## GIVEN INSTRUCTION
Using the data below, gather each line that includes the word "Aresimit".

# TASK INPUT start

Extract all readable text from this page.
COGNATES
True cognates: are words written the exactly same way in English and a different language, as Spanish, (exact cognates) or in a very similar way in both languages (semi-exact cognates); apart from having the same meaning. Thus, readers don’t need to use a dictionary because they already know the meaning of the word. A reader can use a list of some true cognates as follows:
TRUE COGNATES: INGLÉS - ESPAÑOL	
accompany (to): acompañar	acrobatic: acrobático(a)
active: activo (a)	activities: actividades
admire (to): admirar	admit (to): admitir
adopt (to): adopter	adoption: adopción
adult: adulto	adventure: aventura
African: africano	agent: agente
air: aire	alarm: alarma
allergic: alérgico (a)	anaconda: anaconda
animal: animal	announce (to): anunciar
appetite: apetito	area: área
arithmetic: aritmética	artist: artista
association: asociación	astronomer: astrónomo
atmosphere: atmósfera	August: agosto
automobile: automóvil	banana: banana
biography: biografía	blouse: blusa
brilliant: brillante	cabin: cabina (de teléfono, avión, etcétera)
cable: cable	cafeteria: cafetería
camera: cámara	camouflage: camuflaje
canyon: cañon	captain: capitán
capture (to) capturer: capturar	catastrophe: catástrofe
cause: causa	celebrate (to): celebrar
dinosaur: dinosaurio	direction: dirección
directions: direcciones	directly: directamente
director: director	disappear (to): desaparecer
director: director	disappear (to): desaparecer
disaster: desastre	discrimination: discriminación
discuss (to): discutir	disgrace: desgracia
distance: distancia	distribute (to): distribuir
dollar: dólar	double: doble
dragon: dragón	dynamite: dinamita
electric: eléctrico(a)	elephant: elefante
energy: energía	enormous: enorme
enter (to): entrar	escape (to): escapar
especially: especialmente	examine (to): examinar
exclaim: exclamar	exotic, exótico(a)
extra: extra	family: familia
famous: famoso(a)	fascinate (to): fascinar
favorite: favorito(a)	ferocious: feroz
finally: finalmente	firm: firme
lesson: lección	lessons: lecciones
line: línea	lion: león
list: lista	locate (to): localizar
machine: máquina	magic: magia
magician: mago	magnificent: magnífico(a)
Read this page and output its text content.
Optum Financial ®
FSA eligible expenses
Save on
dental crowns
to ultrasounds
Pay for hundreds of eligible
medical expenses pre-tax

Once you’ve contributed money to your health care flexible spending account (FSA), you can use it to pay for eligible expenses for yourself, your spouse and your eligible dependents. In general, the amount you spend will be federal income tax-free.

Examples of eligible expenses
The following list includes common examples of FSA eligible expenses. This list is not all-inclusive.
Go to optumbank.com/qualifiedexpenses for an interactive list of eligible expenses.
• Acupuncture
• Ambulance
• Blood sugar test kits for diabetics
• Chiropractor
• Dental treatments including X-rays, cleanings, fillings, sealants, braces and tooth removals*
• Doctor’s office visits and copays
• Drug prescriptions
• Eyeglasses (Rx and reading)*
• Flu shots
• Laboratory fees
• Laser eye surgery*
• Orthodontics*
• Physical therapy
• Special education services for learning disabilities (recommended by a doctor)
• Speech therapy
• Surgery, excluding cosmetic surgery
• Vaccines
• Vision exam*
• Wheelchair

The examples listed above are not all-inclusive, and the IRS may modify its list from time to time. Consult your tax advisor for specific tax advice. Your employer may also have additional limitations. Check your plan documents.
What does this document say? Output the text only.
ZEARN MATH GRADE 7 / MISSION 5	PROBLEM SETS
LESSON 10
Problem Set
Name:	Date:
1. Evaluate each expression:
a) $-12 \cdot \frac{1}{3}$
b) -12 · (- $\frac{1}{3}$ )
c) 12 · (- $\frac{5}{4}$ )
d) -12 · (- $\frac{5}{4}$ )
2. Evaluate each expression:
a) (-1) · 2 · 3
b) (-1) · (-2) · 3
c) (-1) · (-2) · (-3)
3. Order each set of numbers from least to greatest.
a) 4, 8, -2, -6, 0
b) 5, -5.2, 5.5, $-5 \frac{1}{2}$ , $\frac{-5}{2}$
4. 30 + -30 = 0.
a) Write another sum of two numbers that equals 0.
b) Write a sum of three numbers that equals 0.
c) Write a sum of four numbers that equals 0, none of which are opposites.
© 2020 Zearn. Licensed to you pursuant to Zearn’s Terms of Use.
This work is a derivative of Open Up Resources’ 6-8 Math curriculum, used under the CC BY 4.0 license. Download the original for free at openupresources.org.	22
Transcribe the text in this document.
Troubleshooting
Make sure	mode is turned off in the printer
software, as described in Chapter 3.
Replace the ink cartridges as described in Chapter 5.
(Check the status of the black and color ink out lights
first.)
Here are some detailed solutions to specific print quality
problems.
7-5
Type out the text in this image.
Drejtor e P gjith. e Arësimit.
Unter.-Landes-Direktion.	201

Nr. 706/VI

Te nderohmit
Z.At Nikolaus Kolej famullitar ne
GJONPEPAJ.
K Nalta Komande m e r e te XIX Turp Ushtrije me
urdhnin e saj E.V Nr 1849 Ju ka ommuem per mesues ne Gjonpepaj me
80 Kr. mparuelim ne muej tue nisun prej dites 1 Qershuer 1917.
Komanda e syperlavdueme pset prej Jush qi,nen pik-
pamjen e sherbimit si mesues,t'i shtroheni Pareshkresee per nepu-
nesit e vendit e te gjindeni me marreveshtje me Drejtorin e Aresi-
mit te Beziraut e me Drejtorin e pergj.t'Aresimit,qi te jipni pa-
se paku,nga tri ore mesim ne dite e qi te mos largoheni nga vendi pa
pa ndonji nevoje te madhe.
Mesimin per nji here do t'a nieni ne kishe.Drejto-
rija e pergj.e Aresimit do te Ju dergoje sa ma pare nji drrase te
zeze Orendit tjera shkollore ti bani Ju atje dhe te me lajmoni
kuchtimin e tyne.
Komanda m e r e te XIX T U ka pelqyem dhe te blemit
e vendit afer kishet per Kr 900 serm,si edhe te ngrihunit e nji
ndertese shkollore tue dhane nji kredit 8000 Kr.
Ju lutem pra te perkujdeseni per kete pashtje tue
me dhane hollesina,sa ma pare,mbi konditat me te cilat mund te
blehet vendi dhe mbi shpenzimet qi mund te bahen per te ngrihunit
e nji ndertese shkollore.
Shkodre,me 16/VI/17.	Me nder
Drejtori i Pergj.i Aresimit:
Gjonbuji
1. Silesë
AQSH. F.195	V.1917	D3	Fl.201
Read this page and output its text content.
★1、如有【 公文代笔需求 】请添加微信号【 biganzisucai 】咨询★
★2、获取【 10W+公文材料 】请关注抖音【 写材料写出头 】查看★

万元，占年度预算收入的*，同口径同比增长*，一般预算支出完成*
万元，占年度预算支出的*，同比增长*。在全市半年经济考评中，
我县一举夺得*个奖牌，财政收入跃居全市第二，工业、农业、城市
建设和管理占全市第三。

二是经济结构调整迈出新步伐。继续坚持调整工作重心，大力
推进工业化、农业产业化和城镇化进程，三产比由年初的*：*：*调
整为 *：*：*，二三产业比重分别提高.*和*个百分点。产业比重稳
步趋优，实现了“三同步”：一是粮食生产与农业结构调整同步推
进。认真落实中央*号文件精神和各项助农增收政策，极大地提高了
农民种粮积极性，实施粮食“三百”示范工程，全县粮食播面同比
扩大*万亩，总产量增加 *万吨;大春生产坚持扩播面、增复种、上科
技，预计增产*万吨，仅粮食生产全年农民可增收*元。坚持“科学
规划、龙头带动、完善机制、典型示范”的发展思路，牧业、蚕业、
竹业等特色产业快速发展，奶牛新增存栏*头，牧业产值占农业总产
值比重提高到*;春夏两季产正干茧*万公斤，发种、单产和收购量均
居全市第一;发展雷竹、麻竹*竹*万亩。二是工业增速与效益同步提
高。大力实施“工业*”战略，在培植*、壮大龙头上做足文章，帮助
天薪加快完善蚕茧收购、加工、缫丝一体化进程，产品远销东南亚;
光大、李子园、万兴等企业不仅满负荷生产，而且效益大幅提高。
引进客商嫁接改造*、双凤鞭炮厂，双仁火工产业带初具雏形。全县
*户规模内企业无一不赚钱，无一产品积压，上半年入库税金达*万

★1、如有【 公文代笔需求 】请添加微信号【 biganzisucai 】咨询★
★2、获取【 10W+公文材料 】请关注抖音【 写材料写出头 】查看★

# TASK INPUT end

## SOLUTION
mit te Beziraut e me Drejtorin e pergj.t'Aresimit,qi te jipni pa-
rija e pergj.e Aresimit do te Ju dergoje sa ma pare nji drrase te
Drejtori i Pergj.i Aresimit:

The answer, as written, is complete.